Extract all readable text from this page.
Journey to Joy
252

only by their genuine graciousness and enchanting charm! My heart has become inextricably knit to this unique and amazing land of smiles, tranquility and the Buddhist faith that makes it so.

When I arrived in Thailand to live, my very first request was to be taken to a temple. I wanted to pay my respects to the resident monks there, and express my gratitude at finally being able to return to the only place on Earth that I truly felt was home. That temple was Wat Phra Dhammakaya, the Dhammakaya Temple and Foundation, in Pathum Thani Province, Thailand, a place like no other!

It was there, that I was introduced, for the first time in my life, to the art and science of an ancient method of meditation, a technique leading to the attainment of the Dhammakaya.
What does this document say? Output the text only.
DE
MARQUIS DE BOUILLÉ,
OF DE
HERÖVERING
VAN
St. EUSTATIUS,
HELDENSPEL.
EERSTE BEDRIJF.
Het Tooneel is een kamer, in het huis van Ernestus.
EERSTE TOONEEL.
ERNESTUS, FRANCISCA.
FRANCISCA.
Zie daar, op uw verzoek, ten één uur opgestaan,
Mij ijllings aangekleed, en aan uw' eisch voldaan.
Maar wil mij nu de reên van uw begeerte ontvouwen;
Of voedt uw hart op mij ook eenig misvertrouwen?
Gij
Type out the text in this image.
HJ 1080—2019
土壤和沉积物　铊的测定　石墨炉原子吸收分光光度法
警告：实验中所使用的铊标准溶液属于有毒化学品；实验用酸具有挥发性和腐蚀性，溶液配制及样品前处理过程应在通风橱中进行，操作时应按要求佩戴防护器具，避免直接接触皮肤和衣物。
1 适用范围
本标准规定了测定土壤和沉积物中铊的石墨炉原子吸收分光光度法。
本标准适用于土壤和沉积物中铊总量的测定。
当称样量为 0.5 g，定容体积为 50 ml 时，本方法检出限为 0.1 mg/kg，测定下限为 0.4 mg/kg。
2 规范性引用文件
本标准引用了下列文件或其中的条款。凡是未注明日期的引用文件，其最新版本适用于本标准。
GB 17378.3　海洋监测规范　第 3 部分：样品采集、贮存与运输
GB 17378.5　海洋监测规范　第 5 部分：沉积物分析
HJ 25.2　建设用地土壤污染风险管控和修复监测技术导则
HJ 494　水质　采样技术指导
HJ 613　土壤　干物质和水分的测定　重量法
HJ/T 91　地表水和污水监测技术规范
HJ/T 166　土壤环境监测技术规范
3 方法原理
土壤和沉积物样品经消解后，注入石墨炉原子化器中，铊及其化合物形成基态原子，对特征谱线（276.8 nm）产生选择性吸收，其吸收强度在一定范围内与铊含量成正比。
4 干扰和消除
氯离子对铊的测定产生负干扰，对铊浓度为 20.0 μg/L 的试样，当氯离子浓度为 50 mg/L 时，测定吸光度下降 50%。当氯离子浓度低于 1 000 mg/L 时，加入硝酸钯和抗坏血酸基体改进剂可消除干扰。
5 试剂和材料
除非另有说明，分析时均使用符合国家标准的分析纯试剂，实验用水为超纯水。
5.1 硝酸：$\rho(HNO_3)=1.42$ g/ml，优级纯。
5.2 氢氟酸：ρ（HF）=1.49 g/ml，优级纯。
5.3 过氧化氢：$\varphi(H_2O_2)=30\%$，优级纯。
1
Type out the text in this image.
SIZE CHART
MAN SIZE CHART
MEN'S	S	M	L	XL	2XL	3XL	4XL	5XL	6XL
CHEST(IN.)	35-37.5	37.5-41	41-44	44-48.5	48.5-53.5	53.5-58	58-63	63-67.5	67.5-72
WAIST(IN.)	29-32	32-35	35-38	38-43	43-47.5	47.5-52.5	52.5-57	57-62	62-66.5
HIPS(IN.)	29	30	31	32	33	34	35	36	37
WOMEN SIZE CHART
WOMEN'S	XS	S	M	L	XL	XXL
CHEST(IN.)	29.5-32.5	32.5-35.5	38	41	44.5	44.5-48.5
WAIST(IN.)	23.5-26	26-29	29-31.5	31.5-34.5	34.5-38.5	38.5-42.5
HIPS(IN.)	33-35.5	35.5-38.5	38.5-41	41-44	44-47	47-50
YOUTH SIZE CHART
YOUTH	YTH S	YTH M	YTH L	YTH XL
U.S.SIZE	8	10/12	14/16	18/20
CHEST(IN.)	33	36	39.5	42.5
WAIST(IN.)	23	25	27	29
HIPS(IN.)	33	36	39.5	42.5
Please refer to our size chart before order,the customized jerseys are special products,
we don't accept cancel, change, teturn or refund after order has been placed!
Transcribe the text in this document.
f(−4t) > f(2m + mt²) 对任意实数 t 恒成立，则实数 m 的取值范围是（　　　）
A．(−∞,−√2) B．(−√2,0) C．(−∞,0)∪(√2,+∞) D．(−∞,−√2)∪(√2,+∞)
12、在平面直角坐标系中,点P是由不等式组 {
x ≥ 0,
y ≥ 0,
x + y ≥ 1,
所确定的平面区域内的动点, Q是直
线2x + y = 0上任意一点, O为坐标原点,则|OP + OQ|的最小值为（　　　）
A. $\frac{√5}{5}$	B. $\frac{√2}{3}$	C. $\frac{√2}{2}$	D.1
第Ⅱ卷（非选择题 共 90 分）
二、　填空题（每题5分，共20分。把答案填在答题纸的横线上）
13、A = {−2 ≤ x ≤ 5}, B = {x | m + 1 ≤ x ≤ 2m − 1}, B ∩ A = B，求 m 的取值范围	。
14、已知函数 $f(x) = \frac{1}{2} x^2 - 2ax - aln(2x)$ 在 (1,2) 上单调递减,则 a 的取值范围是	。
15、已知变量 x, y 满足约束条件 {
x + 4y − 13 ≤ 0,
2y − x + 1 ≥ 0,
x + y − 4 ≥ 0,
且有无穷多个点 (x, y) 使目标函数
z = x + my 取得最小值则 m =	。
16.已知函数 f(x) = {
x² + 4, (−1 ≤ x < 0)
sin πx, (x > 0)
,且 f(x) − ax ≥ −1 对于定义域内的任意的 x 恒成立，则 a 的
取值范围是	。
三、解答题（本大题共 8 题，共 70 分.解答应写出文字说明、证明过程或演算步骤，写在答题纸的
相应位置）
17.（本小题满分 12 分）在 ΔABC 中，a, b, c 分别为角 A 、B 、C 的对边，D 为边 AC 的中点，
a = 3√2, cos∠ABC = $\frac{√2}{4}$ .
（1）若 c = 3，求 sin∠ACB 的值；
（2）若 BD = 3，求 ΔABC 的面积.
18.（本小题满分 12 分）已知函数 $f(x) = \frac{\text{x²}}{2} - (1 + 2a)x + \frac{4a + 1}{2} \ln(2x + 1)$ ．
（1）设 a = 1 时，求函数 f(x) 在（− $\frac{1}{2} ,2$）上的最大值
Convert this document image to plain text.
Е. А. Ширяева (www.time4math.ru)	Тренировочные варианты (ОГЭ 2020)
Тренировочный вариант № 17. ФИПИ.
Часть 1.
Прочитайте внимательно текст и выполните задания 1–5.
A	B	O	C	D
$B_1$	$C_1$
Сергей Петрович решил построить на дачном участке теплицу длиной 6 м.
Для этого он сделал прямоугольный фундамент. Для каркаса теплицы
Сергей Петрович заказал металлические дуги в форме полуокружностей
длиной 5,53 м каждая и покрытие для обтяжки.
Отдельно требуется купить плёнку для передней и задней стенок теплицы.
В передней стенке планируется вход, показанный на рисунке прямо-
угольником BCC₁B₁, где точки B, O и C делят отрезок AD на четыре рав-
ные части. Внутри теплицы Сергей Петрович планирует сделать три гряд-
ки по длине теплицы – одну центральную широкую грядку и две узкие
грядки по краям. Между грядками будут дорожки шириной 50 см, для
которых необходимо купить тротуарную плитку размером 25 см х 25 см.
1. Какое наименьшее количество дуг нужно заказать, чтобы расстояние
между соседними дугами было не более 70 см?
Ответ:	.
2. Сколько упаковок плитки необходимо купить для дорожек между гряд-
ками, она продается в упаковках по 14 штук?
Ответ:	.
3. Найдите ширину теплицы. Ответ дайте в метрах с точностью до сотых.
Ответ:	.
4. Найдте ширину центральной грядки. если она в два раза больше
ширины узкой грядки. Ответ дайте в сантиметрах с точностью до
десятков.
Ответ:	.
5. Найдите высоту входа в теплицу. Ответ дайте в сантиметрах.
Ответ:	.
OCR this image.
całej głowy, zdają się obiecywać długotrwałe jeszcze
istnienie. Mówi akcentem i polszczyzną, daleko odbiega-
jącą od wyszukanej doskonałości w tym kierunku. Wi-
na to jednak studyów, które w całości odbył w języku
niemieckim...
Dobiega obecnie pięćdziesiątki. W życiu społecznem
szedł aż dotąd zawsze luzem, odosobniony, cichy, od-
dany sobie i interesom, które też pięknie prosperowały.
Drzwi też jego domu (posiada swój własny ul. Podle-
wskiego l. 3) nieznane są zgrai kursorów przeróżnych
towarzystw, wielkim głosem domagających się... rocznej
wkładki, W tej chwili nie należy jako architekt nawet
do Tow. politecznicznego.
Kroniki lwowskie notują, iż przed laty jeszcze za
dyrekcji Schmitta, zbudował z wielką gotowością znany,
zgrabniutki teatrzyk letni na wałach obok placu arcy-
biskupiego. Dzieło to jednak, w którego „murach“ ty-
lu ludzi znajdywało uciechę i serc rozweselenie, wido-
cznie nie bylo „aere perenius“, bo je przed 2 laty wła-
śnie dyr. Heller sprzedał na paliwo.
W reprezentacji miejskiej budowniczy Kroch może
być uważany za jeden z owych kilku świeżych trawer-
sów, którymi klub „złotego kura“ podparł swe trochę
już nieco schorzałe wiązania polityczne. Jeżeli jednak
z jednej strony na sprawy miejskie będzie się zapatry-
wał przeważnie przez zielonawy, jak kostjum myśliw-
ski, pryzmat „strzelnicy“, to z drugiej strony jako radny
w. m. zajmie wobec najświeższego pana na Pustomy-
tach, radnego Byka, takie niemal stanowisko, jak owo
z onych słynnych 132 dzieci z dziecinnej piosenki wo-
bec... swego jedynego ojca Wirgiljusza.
^^^^^^^^^^^^^^^^
WHAT IS REQUIRED
Return all lines containing the word "YOUTH".

ANSWER IN FULL
YOUTH SIZE CHART
YOUTH	YTH S	YTH M	YTH L	YTH XL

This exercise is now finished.